---- Supplied records
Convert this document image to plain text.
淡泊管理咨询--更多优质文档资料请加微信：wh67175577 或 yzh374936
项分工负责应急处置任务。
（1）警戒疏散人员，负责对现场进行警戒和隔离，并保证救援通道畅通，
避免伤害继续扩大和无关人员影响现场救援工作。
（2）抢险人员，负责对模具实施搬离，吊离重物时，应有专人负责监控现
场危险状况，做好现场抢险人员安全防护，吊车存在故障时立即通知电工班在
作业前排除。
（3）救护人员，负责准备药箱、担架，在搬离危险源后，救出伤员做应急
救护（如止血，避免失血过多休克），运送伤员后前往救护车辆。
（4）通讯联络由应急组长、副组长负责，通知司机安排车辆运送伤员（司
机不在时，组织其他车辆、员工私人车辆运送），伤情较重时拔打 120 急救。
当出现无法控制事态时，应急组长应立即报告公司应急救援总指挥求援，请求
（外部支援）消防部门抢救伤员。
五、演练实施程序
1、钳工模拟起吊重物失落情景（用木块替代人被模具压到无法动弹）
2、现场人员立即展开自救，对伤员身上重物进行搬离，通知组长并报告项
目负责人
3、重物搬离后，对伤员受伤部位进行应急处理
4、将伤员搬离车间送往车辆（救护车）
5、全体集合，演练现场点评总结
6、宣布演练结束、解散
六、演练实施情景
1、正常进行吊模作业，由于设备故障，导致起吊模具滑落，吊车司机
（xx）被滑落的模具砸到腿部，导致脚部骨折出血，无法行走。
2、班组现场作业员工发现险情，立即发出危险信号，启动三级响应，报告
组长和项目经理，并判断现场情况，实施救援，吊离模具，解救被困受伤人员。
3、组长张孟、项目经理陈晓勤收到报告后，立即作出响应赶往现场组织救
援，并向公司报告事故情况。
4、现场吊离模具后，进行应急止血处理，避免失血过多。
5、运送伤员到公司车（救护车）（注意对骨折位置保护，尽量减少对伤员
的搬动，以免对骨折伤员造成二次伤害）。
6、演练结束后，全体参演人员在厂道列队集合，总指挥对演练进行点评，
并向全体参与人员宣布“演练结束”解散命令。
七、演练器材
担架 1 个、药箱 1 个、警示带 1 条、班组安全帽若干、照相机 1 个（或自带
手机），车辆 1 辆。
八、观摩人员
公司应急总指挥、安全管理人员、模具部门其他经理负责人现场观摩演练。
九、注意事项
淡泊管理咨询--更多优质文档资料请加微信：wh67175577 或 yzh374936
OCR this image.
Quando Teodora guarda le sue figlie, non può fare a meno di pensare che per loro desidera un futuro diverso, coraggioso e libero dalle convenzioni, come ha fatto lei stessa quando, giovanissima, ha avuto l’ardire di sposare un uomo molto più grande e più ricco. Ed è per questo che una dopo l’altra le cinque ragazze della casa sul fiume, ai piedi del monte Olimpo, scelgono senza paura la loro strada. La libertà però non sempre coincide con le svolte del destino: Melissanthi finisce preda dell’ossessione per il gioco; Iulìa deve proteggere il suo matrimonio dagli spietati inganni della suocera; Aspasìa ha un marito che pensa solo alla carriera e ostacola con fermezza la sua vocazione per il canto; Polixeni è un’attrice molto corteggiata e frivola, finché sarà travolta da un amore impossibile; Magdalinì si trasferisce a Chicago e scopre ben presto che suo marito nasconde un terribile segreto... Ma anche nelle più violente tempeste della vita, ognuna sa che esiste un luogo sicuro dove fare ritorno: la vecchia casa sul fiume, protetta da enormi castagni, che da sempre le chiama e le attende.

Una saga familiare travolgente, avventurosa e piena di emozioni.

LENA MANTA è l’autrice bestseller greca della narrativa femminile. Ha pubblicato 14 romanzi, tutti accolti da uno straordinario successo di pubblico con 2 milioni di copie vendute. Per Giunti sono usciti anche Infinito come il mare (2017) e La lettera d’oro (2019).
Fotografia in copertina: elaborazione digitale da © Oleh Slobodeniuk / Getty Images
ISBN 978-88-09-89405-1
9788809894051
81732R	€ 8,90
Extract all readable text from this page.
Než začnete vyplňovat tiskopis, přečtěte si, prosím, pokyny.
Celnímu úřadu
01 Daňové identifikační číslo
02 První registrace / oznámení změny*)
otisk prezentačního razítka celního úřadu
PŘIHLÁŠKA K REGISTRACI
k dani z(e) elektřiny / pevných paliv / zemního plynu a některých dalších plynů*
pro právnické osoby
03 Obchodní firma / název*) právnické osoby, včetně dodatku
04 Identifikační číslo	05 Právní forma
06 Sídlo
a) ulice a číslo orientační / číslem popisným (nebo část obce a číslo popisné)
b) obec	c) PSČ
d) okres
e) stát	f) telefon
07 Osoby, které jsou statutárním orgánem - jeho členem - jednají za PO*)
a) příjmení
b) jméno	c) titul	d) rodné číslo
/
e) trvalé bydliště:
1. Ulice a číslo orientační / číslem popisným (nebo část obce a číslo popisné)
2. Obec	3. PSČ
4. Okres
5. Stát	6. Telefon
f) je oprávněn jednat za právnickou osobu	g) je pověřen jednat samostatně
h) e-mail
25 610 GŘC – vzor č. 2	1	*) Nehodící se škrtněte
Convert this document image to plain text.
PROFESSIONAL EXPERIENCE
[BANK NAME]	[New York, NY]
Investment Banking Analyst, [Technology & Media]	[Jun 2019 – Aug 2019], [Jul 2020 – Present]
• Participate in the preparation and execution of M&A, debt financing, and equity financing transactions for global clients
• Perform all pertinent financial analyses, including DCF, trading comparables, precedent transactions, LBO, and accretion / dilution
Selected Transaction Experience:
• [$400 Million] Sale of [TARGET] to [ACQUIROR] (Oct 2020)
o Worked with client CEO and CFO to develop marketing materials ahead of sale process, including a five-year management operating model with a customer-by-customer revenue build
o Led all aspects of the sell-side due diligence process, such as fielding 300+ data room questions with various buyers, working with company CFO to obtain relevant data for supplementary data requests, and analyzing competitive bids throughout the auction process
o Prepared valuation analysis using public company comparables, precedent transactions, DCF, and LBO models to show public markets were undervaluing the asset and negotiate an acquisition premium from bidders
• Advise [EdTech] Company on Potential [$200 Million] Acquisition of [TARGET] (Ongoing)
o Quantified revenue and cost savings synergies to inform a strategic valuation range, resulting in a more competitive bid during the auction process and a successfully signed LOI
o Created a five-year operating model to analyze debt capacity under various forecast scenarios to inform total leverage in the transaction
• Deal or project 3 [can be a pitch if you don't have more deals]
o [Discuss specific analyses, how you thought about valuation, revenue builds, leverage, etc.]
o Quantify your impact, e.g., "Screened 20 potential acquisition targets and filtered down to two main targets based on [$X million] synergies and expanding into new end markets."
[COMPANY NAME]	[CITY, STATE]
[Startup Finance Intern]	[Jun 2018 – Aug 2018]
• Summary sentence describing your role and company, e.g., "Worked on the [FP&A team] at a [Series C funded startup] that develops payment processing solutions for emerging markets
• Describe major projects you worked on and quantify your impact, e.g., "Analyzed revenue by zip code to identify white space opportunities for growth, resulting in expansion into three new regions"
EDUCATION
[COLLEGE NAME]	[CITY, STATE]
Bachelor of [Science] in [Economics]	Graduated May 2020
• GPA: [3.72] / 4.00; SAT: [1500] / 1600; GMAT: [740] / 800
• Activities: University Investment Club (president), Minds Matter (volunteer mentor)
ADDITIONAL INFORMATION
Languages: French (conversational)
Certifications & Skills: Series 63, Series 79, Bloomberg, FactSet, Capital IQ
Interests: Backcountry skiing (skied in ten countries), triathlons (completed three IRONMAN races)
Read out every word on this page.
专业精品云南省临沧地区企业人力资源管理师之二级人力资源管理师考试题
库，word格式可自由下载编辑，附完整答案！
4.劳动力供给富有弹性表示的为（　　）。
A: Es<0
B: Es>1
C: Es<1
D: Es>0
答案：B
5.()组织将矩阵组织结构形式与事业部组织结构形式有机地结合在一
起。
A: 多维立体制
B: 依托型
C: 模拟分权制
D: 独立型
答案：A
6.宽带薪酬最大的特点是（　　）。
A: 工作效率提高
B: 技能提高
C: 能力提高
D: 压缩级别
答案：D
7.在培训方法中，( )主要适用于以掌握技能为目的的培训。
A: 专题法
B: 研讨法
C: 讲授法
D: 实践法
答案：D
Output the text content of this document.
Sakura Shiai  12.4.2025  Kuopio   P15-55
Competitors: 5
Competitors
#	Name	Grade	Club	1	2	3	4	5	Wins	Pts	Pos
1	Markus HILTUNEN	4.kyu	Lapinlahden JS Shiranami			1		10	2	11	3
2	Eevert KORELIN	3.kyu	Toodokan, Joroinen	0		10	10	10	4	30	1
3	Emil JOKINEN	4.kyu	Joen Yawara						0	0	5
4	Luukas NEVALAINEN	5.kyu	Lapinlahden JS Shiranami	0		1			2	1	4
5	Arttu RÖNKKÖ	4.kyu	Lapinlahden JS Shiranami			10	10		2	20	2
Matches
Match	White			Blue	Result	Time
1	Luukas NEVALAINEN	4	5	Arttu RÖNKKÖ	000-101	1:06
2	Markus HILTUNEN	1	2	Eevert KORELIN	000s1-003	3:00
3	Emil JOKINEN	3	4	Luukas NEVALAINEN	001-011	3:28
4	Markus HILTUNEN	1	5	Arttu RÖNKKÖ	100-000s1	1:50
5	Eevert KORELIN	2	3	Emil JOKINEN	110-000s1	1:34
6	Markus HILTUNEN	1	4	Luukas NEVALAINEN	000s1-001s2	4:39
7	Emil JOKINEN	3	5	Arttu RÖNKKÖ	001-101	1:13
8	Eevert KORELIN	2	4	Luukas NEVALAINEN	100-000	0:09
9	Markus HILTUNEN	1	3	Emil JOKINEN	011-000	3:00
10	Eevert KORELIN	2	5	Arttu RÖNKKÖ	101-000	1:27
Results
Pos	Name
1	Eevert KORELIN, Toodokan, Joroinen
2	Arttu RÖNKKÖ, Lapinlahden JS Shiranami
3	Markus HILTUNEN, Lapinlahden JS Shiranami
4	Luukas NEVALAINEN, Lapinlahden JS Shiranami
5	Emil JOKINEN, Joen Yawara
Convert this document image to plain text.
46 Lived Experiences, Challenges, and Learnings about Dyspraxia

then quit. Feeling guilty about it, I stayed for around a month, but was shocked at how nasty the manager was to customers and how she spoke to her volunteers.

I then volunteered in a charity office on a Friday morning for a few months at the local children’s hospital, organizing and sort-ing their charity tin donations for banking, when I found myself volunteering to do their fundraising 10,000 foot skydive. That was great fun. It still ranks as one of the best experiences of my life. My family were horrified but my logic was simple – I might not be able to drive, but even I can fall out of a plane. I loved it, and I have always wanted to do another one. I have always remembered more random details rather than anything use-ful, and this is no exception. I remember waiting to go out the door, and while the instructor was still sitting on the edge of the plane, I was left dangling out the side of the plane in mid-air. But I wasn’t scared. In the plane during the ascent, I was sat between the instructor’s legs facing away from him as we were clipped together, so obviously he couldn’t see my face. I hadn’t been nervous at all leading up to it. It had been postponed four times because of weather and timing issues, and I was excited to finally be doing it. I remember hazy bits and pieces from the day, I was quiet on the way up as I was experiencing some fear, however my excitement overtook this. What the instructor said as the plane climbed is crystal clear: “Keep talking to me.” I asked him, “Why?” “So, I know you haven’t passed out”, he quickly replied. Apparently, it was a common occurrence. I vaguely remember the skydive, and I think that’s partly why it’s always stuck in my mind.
--------
• _Exercise_: From the entries above, list each line with "page" in it.

• _Expected answer_:
Extract all readable text from this page.
Read out every word on this page.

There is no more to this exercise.